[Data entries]
○ ○ ○ ○

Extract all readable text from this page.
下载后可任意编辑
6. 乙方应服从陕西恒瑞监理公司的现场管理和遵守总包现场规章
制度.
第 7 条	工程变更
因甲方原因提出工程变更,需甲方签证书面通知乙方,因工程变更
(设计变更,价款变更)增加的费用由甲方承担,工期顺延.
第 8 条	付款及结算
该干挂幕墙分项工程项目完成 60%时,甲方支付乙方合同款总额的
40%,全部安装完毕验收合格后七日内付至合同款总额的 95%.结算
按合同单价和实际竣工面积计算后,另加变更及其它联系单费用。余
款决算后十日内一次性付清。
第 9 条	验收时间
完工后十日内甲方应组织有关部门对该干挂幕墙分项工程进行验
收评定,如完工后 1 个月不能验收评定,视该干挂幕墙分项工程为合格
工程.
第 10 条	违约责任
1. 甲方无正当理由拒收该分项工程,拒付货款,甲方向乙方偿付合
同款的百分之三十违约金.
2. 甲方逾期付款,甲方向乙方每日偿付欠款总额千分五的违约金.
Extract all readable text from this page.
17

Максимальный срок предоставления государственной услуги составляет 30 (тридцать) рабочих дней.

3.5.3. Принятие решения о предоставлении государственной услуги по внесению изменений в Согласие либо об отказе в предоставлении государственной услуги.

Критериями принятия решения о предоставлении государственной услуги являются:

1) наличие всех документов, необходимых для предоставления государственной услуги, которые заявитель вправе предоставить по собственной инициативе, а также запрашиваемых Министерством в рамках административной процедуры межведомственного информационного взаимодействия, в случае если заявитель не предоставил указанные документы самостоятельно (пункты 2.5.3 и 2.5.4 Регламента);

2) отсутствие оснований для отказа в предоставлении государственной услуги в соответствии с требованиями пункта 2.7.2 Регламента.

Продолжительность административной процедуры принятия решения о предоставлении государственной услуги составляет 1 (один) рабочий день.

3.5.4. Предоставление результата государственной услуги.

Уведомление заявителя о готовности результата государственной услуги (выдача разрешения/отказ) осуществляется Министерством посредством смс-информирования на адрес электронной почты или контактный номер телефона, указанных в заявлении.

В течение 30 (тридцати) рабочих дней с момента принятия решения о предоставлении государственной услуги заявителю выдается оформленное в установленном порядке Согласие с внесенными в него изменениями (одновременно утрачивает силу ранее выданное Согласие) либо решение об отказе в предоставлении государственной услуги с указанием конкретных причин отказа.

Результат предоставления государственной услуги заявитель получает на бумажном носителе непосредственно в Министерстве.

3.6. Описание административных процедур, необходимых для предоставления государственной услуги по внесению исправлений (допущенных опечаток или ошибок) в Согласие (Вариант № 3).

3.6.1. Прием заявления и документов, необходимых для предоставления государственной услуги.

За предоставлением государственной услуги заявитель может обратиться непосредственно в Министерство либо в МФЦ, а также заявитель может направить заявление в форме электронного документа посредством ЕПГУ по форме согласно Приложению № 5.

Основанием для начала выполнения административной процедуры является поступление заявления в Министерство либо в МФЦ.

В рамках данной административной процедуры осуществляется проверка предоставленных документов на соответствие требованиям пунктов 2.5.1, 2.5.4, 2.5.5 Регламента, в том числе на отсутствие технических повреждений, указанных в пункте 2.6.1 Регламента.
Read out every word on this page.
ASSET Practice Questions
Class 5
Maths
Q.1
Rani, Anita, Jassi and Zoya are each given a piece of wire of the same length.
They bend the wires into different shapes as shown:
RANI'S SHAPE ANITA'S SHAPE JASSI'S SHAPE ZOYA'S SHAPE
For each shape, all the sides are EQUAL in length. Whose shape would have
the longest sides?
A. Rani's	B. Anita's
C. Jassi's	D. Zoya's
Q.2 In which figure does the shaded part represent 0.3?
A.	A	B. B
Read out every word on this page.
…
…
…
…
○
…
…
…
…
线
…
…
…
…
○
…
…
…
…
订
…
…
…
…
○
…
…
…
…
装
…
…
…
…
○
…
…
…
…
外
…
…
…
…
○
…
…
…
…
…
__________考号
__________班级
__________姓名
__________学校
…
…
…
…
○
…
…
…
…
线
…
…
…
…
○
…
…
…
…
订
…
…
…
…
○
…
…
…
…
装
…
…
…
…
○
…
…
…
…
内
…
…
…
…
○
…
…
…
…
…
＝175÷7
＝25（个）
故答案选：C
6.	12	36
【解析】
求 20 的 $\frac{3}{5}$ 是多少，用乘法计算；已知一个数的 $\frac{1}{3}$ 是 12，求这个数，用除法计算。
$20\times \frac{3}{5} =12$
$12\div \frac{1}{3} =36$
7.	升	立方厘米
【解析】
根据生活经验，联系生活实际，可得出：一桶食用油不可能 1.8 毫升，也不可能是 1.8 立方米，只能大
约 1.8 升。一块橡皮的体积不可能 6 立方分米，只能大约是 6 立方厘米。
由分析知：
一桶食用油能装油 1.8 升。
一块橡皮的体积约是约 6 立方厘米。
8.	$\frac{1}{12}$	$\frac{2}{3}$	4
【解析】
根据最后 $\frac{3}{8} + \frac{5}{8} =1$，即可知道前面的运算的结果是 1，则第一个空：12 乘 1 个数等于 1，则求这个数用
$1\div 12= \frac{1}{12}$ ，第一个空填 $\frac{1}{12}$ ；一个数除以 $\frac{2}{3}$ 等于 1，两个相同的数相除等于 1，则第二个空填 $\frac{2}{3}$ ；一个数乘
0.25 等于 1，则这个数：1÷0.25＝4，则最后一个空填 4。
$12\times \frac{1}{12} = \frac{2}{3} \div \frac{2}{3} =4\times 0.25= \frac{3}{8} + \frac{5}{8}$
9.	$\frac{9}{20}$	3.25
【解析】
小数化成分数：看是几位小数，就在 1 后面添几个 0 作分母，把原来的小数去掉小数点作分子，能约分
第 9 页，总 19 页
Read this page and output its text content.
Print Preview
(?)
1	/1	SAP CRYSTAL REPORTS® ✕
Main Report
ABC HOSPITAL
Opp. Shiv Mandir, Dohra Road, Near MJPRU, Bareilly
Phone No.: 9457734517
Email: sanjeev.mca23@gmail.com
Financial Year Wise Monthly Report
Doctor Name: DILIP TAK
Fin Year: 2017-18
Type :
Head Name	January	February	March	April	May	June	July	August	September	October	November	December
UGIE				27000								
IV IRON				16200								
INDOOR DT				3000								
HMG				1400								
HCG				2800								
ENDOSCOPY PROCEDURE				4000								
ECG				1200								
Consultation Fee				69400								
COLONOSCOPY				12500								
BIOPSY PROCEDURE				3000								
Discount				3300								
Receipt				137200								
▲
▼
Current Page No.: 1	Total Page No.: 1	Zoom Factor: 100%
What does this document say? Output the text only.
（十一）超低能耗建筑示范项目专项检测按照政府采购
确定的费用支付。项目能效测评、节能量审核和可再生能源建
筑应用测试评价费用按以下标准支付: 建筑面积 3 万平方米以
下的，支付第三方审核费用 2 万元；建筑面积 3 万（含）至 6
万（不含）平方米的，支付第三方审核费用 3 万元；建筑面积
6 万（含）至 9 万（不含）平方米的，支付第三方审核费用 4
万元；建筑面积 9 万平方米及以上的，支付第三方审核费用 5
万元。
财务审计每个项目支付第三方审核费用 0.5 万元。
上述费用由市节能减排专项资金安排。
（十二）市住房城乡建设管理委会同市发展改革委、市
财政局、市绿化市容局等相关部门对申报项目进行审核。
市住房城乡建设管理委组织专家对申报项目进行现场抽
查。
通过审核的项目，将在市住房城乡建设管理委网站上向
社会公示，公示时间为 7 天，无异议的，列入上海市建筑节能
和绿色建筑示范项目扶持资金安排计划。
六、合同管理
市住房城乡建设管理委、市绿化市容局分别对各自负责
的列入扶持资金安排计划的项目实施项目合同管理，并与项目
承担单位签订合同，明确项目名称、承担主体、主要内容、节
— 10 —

○ ○ ○ ○

Goal>
Without leaving anything out, give the entries again exactly.

Result of the exercise>
Extract all readable text from this page.
下载后可任意编辑
6. 乙方应服从陕西恒瑞监理公司的现场管理和遵守总包现场规章
制度.
第 7 条	工程变更
因甲方原因提出工程变更,需甲方签证书面通知乙方,因工程变更
(设计变更,价款变更)增加的费用由甲方承担,工期顺延.
第 8 条	付款及结算
该干挂幕墙分项工程项目完成 60%时,甲方支付乙方合同款总额的
40%,全部安装完毕验收合格后七日内付至合同款总额的 95%.结算
按合同单价和实际竣工面积计算后,另加变更及其它联系单费用。余
款决算后十日内一次性付清。
第 9 条	验收时间
完工后十日内甲方应组织有关部门对该干挂幕墙分项工程进行验
收评定,如完工后 1 个月不能验收评定,视该干挂幕墙分项工程为合格
工程.
第 10 条	违约责任
1. 甲方无正当理由拒收该分项工程,拒付货款,甲方向乙方偿付合
同款的百分之三十违约金.
2. 甲方逾期付款,甲方向乙方每日偿付欠款总额千分五的违约金.
Extract all readable text from this page.
17

Максимальный срок предоставления государственной услуги составляет 30 (тридцать) рабочих дней.

3.5.3. Принятие решения о предоставлении государственной услуги по внесению изменений в Согласие либо об отказе в предоставлении государственной услуги.

Критериями принятия решения о предоставлении государственной услуги являются:

1) наличие всех документов, необходимых для предоставления государственной услуги, которые заявитель вправе предоставить по собственной инициативе, а также запрашиваемых Министерством в рамках административной процедуры межведомственного информационного взаимодействия, в случае если заявитель не предоставил указанные документы самостоятельно (пункты 2.5.3 и 2.5.4 Регламента);

2) отсутствие оснований для отказа в предоставлении государственной услуги в соответствии с требованиями пункта 2.7.2 Регламента.

Продолжительность административной процедуры принятия решения о предоставлении государственной услуги составляет 1 (один) рабочий день.

3.5.4. Предоставление результата государственной услуги.

Уведомление заявителя о готовности результата государственной услуги (выдача разрешения/отказ) осуществляется Министерством посредством смс-информирования на адрес электронной почты или контактный номер телефона, указанных в заявлении.

В течение 30 (тридцати) рабочих дней с момента принятия решения о предоставлении государственной услуги заявителю выдается оформленное в установленном порядке Согласие с внесенными в него изменениями (одновременно утрачивает силу ранее выданное Согласие) либо решение об отказе в предоставлении государственной услуги с указанием конкретных причин отказа.

Результат предоставления государственной услуги заявитель получает на бумажном носителе непосредственно в Министерстве.

3.6. Описание административных процедур, необходимых для предоставления государственной услуги по внесению исправлений (допущенных опечаток или ошибок) в Согласие (Вариант № 3).

3.6.1. Прием заявления и документов, необходимых для предоставления государственной услуги.

За предоставлением государственной услуги заявитель может обратиться непосредственно в Министерство либо в МФЦ, а также заявитель может направить заявление в форме электронного документа посредством ЕПГУ по форме согласно Приложению № 5.

Основанием для начала выполнения административной процедуры является поступление заявления в Министерство либо в МФЦ.

В рамках данной административной процедуры осуществляется проверка предоставленных документов на соответствие требованиям пунктов 2.5.1, 2.5.4, 2.5.5 Регламента, в том числе на отсутствие технических повреждений, указанных в пункте 2.6.1 Регламента.
Read out every word on this page.
ASSET Practice Questions
Class 5
Maths
Q.1
Rani, Anita, Jassi and Zoya are each given a piece of wire of the same length.
They bend the wires into different shapes as shown:
RANI'S SHAPE ANITA'S SHAPE JASSI'S SHAPE ZOYA'S SHAPE
For each shape, all the sides are EQUAL in length. Whose shape would have
the longest sides?
A. Rani's	B. Anita's
C. Jassi's	D. Zoya's
Q.2 In which figure does the shaded part represent 0.3?
A.	A	B. B
Read out every word on this page.
…
…
…
…
○
…
…
…
…
线
…
…
…
…
○
…
…
…
…
订
…
…
…
…
○
…
…
…
…
装
…
…
…
…
○
…
…
…
…
外
…
…
…
…
○
…
…
…
…
…
__________考号
__________班级
__________姓名
__________学校
…
…
…
…
○
…
…
…
…
线
…
…
…
…
○
…
…
…
…
订
…
…
…
…
○
…
…
…
…
装
…
…
…
…
○
…
…
…
…
内
…
…
…
…
○
…
…
…
…
…
＝175÷7
＝25（个）
故答案选：C
6.	12	36
【解析】
求 20 的 $\frac{3}{5}$ 是多少，用乘法计算；已知一个数的 $\frac{1}{3}$ 是 12，求这个数，用除法计算。
$20\times \frac{3}{5} =12$
$12\div \frac{1}{3} =36$
7.	升	立方厘米
【解析】
根据生活经验，联系生活实际，可得出：一桶食用油不可能 1.8 毫升，也不可能是 1.8 立方米，只能大
约 1.8 升。一块橡皮的体积不可能 6 立方分米，只能大约是 6 立方厘米。
由分析知：
一桶食用油能装油 1.8 升。
一块橡皮的体积约是约 6 立方厘米。
8.	$\frac{1}{12}$	$\frac{2}{3}$	4
【解析】
根据最后 $\frac{3}{8} + \frac{5}{8} =1$，即可知道前面的运算的结果是 1，则第一个空：12 乘 1 个数等于 1，则求这个数用
$1\div 12= \frac{1}{12}$ ，第一个空填 $\frac{1}{12}$ ；一个数除以 $\frac{2}{3}$ 等于 1，两个相同的数相除等于 1，则第二个空填 $\frac{2}{3}$ ；一个数乘
0.25 等于 1，则这个数：1÷0.25＝4，则最后一个空填 4。
$12\times \frac{1}{12} = \frac{2}{3} \div \frac{2}{3} =4\times 0.25= \frac{3}{8} + \frac{5}{8}$
9.	$\frac{9}{20}$	3.25
【解析】
小数化成分数：看是几位小数，就在 1 后面添几个 0 作分母，把原来的小数去掉小数点作分子，能约分
第 9 页，总 19 页
Read this page and output its text content.
Print Preview
(?)
1	/1	SAP CRYSTAL REPORTS® ✕
Main Report
ABC HOSPITAL
Opp. Shiv Mandir, Dohra Road, Near MJPRU, Bareilly
Phone No.: 9457734517
Email: sanjeev.mca23@gmail.com
Financial Year Wise Monthly Report
Doctor Name: DILIP TAK
Fin Year: 2017-18
Type :
Head Name	January	February	March	April	May	June	July	August	September	October	November	December
UGIE				27000								
IV IRON				16200								
INDOOR DT				3000								
HMG				1400								
HCG				2800								
ENDOSCOPY PROCEDURE				4000								
ECG				1200								
Consultation Fee				69400								
COLONOSCOPY				12500								
BIOPSY PROCEDURE				3000								
Discount				3300								
Receipt				137200								
▲
▼
Current Page No.: 1	Total Page No.: 1	Zoom Factor: 100%
What does this document say? Output the text only.
（十一）超低能耗建筑示范项目专项检测按照政府采购
确定的费用支付。项目能效测评、节能量审核和可再生能源建
筑应用测试评价费用按以下标准支付: 建筑面积 3 万平方米以
下的，支付第三方审核费用 2 万元；建筑面积 3 万（含）至 6
万（不含）平方米的，支付第三方审核费用 3 万元；建筑面积
6 万（含）至 9 万（不含）平方米的，支付第三方审核费用 4
万元；建筑面积 9 万平方米及以上的，支付第三方审核费用 5
万元。
财务审计每个项目支付第三方审核费用 0.5 万元。
上述费用由市节能减排专项资金安排。
（十二）市住房城乡建设管理委会同市发展改革委、市
财政局、市绿化市容局等相关部门对申报项目进行审核。
市住房城乡建设管理委组织专家对申报项目进行现场抽
查。
通过审核的项目，将在市住房城乡建设管理委网站上向
社会公示，公示时间为 7 天，无异议的，列入上海市建筑节能
和绿色建筑示范项目扶持资金安排计划。
六、合同管理
市住房城乡建设管理委、市绿化市容局分别对各自负责
的列入扶持资金安排计划的项目实施项目合同管理，并与项目
承担单位签订合同，明确项目名称、承担主体、主要内容、节
— 10 —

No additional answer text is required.